====== Input data

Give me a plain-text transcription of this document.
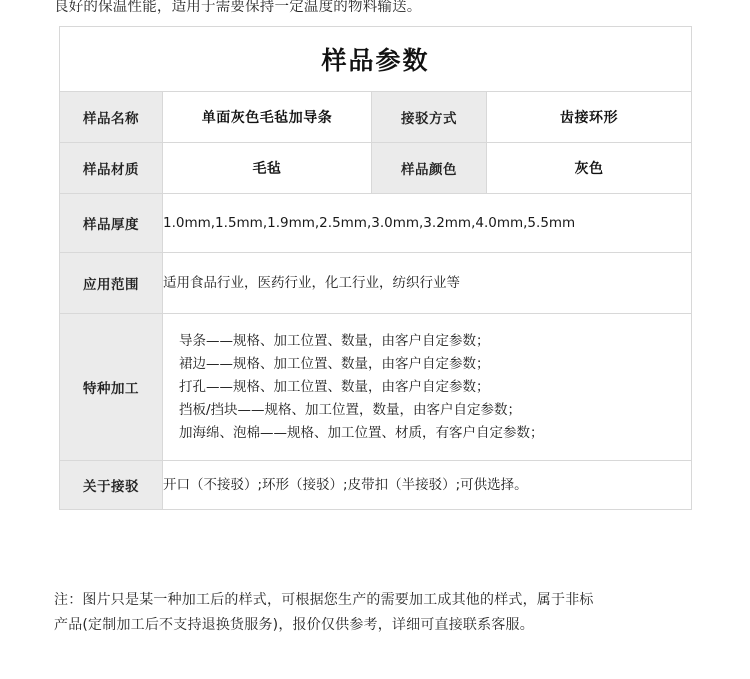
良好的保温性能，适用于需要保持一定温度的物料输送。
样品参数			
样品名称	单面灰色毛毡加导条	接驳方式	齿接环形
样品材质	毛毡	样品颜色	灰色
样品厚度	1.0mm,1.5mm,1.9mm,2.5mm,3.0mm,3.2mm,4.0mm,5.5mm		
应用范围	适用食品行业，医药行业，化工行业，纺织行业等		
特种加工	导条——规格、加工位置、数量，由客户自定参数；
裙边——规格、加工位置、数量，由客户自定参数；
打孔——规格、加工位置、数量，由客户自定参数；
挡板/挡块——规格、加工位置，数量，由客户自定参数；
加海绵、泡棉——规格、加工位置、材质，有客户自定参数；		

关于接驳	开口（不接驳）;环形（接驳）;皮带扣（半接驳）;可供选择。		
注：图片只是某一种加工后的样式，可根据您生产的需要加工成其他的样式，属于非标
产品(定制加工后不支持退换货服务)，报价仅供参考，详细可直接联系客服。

============

Given problem: Take the entries shown above and quote them verbatim, passing over the pictures.

Written reply:
Give me a plain-text transcription of this document.
良好的保温性能，适用于需要保持一定温度的物料输送。
样品参数			
样品名称	单面灰色毛毡加导条	接驳方式	齿接环形
样品材质	毛毡	样品颜色	灰色
样品厚度	1.0mm,1.5mm,1.9mm,2.5mm,3.0mm,3.2mm,4.0mm,5.5mm		
应用范围	适用食品行业，医药行业，化工行业，纺织行业等		
特种加工	导条——规格、加工位置、数量，由客户自定参数；
裙边——规格、加工位置、数量，由客户自定参数；
打孔——规格、加工位置、数量，由客户自定参数；
挡板/挡块——规格、加工位置，数量，由客户自定参数；
加海绵、泡棉——规格、加工位置、材质，有客户自定参数；		

关于接驳	开口（不接驳）;环形（接驳）;皮带扣（半接驳）;可供选择。		
注：图片只是某一种加工后的样式，可根据您生产的需要加工成其他的样式，属于非标
产品(定制加工后不支持退换货服务)，报价仅供参考，详细可直接联系客服。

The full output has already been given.